▶ EXERCISE OBJECTIVE: State the number of lines that contain "name", with no other text.

Records from a collection
================
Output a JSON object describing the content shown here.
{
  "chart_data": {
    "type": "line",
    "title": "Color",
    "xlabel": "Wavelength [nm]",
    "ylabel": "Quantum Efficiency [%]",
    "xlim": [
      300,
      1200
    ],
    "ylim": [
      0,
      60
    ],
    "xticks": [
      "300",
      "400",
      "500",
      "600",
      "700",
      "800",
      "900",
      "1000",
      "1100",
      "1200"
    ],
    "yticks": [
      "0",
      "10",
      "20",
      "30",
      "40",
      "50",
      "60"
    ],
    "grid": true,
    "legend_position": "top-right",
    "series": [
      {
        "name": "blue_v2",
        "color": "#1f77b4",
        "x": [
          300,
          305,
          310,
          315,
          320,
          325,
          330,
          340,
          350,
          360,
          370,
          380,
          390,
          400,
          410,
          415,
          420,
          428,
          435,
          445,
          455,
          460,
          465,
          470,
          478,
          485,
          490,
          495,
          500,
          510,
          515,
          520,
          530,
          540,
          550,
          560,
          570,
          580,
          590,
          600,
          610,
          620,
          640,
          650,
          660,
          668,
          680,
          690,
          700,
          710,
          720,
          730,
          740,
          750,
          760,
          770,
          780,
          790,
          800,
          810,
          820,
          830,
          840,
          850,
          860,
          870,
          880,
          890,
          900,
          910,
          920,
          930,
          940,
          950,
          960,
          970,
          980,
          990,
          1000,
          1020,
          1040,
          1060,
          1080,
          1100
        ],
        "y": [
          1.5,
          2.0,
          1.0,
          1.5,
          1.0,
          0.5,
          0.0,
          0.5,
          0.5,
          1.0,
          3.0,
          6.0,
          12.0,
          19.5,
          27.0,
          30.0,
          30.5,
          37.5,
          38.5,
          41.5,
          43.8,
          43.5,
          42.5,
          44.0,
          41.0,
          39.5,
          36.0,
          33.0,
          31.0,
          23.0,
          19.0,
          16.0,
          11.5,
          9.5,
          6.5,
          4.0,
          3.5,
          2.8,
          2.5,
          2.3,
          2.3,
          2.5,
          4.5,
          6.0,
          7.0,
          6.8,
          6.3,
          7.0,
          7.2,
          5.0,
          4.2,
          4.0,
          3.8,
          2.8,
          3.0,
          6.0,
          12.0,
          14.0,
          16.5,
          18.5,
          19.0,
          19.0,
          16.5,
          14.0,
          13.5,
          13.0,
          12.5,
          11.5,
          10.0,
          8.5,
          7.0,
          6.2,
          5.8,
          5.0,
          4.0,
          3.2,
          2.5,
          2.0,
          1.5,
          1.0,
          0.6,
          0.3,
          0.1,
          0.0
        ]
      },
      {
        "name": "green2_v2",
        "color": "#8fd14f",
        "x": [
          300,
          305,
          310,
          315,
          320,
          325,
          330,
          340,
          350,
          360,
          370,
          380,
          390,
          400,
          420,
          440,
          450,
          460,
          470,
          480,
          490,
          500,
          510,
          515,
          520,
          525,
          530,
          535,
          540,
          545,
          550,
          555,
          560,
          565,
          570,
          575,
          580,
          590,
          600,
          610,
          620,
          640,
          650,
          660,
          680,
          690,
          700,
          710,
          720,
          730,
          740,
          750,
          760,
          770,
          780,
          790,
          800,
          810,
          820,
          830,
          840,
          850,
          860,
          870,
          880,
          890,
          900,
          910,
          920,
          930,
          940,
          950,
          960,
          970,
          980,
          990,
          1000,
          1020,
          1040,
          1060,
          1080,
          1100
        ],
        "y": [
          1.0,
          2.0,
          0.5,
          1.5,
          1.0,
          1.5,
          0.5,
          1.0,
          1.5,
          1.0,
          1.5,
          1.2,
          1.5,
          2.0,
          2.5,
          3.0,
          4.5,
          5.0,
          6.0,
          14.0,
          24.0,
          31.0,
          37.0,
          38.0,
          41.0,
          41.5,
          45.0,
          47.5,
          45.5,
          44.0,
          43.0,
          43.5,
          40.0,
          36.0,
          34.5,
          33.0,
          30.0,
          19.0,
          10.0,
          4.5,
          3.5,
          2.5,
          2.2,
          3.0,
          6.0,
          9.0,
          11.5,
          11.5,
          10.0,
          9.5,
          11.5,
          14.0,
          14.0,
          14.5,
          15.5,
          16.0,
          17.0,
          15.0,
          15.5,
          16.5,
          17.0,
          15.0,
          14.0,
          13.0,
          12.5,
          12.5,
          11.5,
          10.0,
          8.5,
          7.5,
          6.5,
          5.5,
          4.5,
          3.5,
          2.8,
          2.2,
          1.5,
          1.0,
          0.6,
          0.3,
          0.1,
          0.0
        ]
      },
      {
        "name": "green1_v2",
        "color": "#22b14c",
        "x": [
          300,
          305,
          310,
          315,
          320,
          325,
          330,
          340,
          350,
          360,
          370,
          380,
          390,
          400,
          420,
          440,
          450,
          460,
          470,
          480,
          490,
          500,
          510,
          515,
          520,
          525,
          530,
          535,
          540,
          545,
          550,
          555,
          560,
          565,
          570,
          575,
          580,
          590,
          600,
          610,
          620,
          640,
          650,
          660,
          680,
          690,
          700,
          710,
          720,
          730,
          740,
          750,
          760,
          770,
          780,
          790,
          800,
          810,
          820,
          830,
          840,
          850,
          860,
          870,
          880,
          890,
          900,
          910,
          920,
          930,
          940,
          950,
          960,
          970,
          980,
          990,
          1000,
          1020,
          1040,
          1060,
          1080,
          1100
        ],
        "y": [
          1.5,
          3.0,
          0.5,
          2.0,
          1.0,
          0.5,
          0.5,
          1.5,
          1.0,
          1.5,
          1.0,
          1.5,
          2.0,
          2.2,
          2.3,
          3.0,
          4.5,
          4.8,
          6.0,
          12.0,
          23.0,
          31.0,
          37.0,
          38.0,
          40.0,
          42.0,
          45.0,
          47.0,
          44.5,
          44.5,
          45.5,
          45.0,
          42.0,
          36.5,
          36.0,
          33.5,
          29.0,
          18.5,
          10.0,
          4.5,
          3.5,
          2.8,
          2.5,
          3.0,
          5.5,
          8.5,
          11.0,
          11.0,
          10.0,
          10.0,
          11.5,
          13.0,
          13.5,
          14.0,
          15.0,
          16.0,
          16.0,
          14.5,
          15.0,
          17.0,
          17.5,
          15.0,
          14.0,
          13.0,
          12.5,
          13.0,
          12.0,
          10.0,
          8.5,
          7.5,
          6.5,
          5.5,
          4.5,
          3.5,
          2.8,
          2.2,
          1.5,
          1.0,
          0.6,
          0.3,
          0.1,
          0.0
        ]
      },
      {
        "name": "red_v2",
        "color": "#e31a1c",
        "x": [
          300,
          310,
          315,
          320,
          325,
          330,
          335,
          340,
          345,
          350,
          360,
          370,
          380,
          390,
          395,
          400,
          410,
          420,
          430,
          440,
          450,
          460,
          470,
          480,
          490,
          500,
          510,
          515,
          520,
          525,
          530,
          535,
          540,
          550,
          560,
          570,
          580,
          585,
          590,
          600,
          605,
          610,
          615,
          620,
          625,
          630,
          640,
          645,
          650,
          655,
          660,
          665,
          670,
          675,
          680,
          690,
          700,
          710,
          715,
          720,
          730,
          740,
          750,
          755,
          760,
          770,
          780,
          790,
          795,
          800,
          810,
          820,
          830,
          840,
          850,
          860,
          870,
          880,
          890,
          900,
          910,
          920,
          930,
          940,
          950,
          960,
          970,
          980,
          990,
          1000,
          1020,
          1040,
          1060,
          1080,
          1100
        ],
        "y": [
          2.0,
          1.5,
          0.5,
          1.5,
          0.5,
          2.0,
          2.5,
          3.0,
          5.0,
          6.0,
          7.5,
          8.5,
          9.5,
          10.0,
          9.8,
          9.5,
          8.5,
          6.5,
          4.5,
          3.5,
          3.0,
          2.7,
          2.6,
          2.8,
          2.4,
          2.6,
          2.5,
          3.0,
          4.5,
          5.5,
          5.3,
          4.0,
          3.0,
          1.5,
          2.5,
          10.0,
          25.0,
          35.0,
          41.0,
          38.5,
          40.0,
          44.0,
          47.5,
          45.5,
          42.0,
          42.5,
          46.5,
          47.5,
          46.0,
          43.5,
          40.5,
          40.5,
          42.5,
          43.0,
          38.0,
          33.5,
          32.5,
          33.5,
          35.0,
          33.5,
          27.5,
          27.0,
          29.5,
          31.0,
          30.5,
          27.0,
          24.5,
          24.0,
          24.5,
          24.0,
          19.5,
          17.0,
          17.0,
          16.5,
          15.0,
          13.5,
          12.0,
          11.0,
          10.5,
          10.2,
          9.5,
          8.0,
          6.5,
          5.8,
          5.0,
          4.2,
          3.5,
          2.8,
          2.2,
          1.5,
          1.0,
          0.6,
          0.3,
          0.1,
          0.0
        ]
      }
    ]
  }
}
================
▶ ANSWER FOR THIS EXERCISE: 4